- [Collected data]
________________

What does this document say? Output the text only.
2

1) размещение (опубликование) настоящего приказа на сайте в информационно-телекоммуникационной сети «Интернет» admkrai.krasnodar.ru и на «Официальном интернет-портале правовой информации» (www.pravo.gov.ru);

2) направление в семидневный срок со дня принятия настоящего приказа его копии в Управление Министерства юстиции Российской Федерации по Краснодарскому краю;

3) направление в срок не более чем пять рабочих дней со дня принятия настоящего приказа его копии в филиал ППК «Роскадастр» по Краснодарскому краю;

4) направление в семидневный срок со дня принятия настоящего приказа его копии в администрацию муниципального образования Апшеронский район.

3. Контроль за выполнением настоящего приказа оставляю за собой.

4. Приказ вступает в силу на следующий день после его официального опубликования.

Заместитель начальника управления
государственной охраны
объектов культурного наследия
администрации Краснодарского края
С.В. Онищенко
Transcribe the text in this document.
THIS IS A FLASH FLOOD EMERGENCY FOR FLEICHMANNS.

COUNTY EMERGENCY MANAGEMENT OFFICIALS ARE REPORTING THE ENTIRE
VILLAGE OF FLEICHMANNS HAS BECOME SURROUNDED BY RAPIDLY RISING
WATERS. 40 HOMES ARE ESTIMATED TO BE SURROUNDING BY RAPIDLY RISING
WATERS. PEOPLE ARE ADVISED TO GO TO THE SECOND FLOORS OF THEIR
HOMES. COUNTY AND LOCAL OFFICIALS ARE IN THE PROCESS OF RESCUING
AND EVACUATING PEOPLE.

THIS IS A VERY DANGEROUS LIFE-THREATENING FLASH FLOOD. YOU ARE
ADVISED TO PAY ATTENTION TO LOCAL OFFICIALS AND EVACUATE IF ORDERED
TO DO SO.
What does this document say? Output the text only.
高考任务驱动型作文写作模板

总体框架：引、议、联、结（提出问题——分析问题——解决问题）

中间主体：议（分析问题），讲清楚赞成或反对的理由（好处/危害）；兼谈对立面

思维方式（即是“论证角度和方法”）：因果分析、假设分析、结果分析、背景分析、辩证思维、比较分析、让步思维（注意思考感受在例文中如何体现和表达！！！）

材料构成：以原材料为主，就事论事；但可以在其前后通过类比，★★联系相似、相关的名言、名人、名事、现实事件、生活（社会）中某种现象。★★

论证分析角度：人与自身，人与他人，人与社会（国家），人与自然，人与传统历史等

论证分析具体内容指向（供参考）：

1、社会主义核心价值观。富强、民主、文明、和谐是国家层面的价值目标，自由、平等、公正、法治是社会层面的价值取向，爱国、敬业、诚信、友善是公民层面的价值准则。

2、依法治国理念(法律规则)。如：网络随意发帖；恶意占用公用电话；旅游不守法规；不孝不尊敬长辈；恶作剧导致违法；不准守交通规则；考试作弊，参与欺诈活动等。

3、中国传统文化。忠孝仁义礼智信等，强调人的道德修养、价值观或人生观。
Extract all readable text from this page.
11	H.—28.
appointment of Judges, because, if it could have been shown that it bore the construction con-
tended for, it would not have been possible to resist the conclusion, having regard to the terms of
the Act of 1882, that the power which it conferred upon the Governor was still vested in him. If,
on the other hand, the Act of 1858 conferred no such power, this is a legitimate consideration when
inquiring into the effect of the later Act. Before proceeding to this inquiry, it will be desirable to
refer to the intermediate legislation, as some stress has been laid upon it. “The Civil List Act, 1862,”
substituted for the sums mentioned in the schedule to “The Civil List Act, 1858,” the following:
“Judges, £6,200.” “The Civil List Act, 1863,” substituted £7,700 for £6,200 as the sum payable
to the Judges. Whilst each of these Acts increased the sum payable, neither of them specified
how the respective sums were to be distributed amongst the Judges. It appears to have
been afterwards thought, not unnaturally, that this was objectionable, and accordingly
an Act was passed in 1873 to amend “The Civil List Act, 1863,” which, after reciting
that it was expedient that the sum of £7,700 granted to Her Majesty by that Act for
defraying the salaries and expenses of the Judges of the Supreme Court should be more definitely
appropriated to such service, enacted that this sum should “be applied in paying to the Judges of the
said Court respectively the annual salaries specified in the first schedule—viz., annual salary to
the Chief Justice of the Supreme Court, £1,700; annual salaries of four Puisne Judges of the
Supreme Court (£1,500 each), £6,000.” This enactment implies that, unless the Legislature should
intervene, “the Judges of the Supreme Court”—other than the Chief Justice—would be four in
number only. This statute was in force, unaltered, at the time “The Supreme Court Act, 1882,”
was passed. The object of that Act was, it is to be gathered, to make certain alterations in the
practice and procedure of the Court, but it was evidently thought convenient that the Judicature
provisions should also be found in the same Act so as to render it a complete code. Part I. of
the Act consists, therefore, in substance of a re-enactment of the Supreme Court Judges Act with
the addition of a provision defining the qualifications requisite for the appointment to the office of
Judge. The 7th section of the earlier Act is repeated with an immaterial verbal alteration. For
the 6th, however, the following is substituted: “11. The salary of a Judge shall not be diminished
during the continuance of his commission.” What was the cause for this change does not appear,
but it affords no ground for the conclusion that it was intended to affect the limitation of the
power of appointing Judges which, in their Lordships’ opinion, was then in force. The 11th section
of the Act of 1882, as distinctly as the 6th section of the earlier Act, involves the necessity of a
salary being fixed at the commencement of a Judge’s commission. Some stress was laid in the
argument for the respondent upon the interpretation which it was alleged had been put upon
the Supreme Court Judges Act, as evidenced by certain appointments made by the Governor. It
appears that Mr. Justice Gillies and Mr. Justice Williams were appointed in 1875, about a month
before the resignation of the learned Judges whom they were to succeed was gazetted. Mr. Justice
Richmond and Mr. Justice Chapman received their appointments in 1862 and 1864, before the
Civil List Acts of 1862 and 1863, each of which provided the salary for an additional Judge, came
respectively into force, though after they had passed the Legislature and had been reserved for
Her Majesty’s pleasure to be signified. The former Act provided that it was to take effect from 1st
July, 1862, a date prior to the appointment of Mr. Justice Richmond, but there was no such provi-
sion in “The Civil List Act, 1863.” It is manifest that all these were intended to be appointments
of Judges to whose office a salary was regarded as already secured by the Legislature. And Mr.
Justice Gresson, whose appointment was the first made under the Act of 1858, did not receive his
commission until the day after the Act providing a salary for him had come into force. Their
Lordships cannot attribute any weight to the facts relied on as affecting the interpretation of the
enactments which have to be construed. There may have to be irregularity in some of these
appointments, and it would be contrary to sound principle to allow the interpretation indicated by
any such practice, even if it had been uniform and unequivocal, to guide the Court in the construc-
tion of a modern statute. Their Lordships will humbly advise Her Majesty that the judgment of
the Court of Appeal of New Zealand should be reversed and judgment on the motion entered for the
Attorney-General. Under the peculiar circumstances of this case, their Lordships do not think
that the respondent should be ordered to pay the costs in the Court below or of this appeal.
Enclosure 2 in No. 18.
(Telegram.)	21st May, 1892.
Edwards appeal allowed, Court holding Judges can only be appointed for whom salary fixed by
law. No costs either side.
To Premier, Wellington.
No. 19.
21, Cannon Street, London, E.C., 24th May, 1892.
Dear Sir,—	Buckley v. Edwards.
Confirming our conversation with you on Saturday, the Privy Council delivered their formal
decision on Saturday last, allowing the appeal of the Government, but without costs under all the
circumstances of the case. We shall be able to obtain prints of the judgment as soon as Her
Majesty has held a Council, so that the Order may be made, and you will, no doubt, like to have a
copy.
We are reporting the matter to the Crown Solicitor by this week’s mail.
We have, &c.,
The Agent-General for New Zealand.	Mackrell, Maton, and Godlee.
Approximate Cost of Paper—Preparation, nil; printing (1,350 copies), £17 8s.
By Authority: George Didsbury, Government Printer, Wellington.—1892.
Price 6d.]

________________

- [TASK GOAL]
Count each line of the data where the word "General" appears, then reply with the total only.

- [SOLUTION FOR THIS PROBLEM]
2